■ SHORT TASK ■
Repeat the entire listing exactly.
[Begin ENTRIES SUPPLIED]
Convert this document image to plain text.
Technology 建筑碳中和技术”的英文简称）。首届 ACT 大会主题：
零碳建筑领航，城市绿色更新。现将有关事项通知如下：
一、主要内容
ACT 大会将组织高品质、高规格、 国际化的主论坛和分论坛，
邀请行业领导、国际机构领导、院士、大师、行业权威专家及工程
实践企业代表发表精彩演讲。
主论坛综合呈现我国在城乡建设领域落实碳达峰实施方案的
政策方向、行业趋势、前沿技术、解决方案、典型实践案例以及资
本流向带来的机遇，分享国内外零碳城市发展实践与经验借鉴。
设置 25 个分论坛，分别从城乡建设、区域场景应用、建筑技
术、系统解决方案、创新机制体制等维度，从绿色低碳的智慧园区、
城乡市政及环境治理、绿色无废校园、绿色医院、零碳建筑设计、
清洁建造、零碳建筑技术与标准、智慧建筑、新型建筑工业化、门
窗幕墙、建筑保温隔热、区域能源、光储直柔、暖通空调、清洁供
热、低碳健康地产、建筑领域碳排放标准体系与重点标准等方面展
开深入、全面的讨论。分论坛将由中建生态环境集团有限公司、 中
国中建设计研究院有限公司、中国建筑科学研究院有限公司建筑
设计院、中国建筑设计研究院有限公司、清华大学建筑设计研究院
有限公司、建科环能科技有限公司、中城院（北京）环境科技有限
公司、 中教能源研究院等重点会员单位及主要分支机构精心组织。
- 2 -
[End ENTRIES SUPPLIED]
■ SOLUTION TO THE EXERCISE ■
Convert this document image to plain text.
Technology 建筑碳中和技术”的英文简称）。首届 ACT 大会主题：
零碳建筑领航，城市绿色更新。现将有关事项通知如下：
一、主要内容
ACT 大会将组织高品质、高规格、 国际化的主论坛和分论坛，
邀请行业领导、国际机构领导、院士、大师、行业权威专家及工程
实践企业代表发表精彩演讲。
主论坛综合呈现我国在城乡建设领域落实碳达峰实施方案的
政策方向、行业趋势、前沿技术、解决方案、典型实践案例以及资
本流向带来的机遇，分享国内外零碳城市发展实践与经验借鉴。
设置 25 个分论坛，分别从城乡建设、区域场景应用、建筑技
术、系统解决方案、创新机制体制等维度，从绿色低碳的智慧园区、
城乡市政及环境治理、绿色无废校园、绿色医院、零碳建筑设计、
清洁建造、零碳建筑技术与标准、智慧建筑、新型建筑工业化、门
窗幕墙、建筑保温隔热、区域能源、光储直柔、暖通空调、清洁供
热、低碳健康地产、建筑领域碳排放标准体系与重点标准等方面展
开深入、全面的讨论。分论坛将由中建生态环境集团有限公司、 中
国中建设计研究院有限公司、中国建筑科学研究院有限公司建筑
设计院、中国建筑设计研究院有限公司、清华大学建筑设计研究院
有限公司、建科环能科技有限公司、中城院（北京）环境科技有限
公司、 中教能源研究院等重点会员单位及主要分支机构精心组织。
- 2 -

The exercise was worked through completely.